[Data records]
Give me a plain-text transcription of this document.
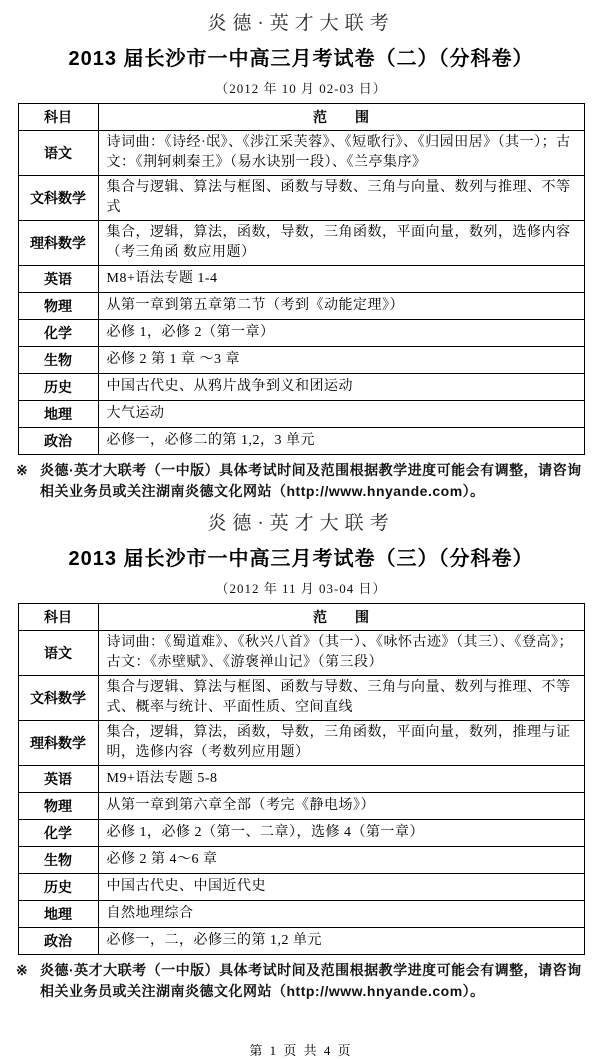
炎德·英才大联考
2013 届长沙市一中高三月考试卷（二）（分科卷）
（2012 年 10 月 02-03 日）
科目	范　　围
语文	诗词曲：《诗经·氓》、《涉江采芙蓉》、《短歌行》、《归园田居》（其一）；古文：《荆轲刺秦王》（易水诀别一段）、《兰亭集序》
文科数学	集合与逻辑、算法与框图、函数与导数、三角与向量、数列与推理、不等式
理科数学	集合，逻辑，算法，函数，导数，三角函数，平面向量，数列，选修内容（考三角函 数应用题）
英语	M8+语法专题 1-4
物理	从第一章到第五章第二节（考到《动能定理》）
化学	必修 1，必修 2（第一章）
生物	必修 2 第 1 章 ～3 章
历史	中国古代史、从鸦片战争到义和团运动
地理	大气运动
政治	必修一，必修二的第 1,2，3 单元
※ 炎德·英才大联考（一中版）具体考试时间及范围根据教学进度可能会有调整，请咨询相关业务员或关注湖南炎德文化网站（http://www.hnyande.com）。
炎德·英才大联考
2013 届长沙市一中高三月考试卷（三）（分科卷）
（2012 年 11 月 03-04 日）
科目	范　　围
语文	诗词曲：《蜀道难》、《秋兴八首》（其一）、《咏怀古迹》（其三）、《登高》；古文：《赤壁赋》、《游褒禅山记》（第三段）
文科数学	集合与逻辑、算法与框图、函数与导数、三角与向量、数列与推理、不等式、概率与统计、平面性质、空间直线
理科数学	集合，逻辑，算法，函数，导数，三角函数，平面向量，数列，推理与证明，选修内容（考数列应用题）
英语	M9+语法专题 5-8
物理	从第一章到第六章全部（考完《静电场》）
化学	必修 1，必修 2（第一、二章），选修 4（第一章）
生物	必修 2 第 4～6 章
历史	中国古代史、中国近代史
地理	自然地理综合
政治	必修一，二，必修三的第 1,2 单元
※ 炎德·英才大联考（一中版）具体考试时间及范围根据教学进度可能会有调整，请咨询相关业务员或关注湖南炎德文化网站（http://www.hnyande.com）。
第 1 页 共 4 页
--
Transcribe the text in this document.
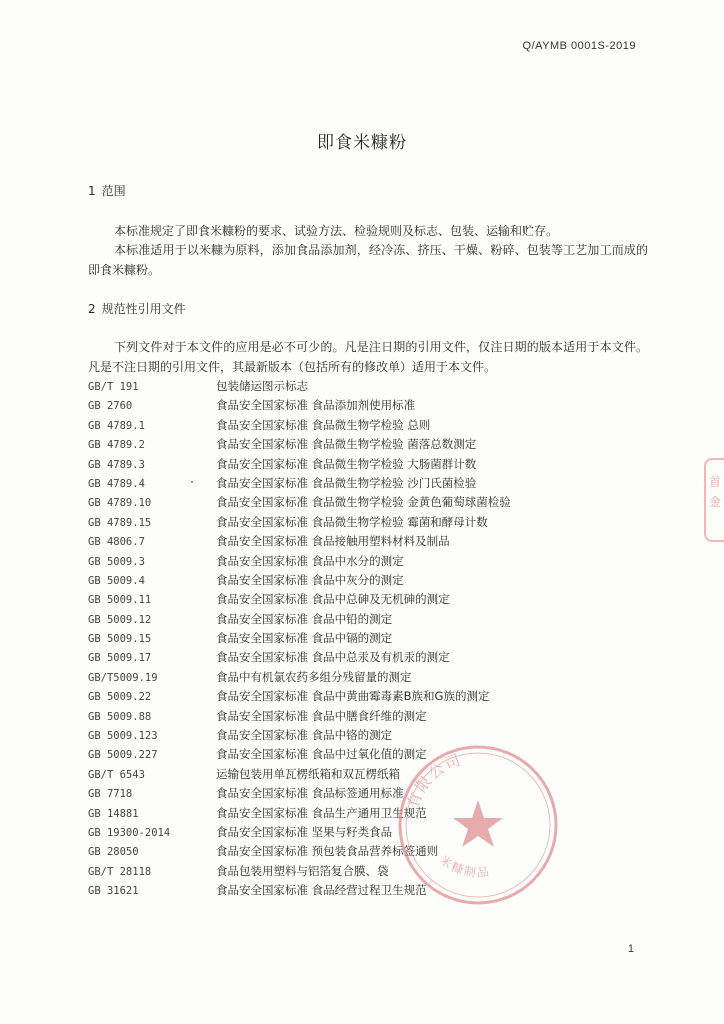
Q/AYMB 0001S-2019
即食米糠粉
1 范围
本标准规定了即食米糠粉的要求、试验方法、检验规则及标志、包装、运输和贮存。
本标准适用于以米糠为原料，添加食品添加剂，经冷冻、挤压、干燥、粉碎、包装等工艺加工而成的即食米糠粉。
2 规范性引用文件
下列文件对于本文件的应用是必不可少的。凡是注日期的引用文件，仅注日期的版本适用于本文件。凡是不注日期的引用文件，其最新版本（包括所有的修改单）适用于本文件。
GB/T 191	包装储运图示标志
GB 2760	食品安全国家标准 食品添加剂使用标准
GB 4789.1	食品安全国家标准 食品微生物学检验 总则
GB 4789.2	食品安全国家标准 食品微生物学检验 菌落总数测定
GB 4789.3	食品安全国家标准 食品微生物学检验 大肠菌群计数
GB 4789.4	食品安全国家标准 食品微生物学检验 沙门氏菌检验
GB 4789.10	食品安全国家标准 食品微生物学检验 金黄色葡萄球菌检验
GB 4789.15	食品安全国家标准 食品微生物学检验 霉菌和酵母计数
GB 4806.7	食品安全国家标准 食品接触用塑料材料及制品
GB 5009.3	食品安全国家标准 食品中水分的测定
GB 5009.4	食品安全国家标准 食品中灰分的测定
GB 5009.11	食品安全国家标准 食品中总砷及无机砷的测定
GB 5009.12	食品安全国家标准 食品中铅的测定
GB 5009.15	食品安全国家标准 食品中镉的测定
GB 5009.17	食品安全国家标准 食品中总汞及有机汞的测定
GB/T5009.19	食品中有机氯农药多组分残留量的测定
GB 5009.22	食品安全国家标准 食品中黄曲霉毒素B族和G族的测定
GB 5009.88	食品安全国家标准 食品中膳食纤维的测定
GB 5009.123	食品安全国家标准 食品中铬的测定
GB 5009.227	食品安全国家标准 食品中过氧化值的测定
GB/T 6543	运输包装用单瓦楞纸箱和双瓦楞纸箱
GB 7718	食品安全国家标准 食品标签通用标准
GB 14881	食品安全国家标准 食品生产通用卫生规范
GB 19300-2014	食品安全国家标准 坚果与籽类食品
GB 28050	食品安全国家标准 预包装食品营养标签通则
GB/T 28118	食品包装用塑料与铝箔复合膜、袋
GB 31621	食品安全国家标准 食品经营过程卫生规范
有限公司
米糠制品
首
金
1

*Your task*
Pull every line containing "理科数学" out of the data above.

*Response below*
理科数学	集合，逻辑，算法，函数，导数，三角函数，平面向量，数列，选修内容（考三角函 数应用题）
理科数学	集合，逻辑，算法，函数，导数，三角函数，平面向量，数列，推理与证明，选修内容（考数列应用题）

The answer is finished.